[Entries taken from a collection]
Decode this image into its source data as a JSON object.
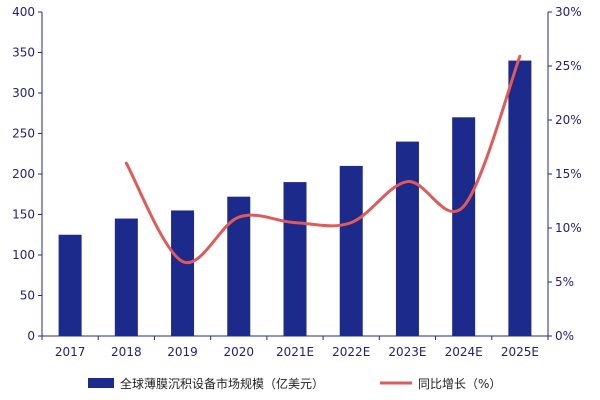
{
  "chart_data": {
    "type": "bar",
    "categories": [
      "2017",
      "2018",
      "2019",
      "2020",
      "2021E",
      "2022E",
      "2023E",
      "2024E",
      "2025E"
    ],
    "series": [
      {
        "name": "全球薄膜沉积设备市场规模（亿美元）",
        "type": "bar",
        "axis": "left",
        "color": "#1c2a8c",
        "values": [
          125,
          145,
          155,
          172,
          190,
          210,
          240,
          270,
          340
        ]
      },
      {
        "name": "同比增长（%）",
        "type": "line",
        "axis": "right",
        "color": "#e05a5a",
        "values": [
          null,
          16.0,
          6.9,
          11.0,
          10.5,
          10.5,
          14.3,
          12.0,
          25.9
        ]
      }
    ],
    "y_left": {
      "ylim": [
        0,
        400
      ],
      "ticks": [
        0,
        50,
        100,
        150,
        200,
        250,
        300,
        350,
        400
      ],
      "tick_labels": [
        "0",
        "50",
        "100",
        "150",
        "200",
        "250",
        "300",
        "350",
        "400"
      ]
    },
    "y_right": {
      "ylim": [
        0,
        30
      ],
      "ticks": [
        0,
        5,
        10,
        15,
        20,
        25,
        30
      ],
      "tick_labels": [
        "0%",
        "5%",
        "10%",
        "15%",
        "20%",
        "25%",
        "30%"
      ]
    },
    "grid": false,
    "legend": "bottom",
    "axis_color": "#1c2a8c"
  }
}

> _What the task asks_
Pictures stay out; reproduce every line of the records exactly.

> _The solution_
Decode this image into its source data as a JSON object.
{
  "chart_data": {
    "type": "bar",
    "categories": [
      "2017",
      "2018",
      "2019",
      "2020",
      "2021E",
      "2022E",
      "2023E",
      "2024E",
      "2025E"
    ],
    "series": [
      {
        "name": "全球薄膜沉积设备市场规模（亿美元）",
        "type": "bar",
        "axis": "left",
        "color": "#1c2a8c",
        "values": [
          125,
          145,
          155,
          172,
          190,
          210,
          240,
          270,
          340
        ]
      },
      {
        "name": "同比增长（%）",
        "type": "line",
        "axis": "right",
        "color": "#e05a5a",
        "values": [
          null,
          16.0,
          6.9,
          11.0,
          10.5,
          10.5,
          14.3,
          12.0,
          25.9
        ]
      }
    ],
    "y_left": {
      "ylim": [
        0,
        400
      ],
      "ticks": [
        0,
        50,
        100,
        150,
        200,
        250,
        300,
        350,
        400
      ],
      "tick_labels": [
        "0",
        "50",
        "100",
        "150",
        "200",
        "250",
        "300",
        "350",
        "400"
      ]
    },
    "y_right": {
      "ylim": [
        0,
        30
      ],
      "ticks": [
        0,
        5,
        10,
        15,
        20,
        25,
        30
      ],
      "tick_labels": [
        "0%",
        "5%",
        "10%",
        "15%",
        "20%",
        "25%",
        "30%"
      ]
    },
    "grid": false,
    "legend": "bottom",
    "axis_color": "#1c2a8c"
  }
}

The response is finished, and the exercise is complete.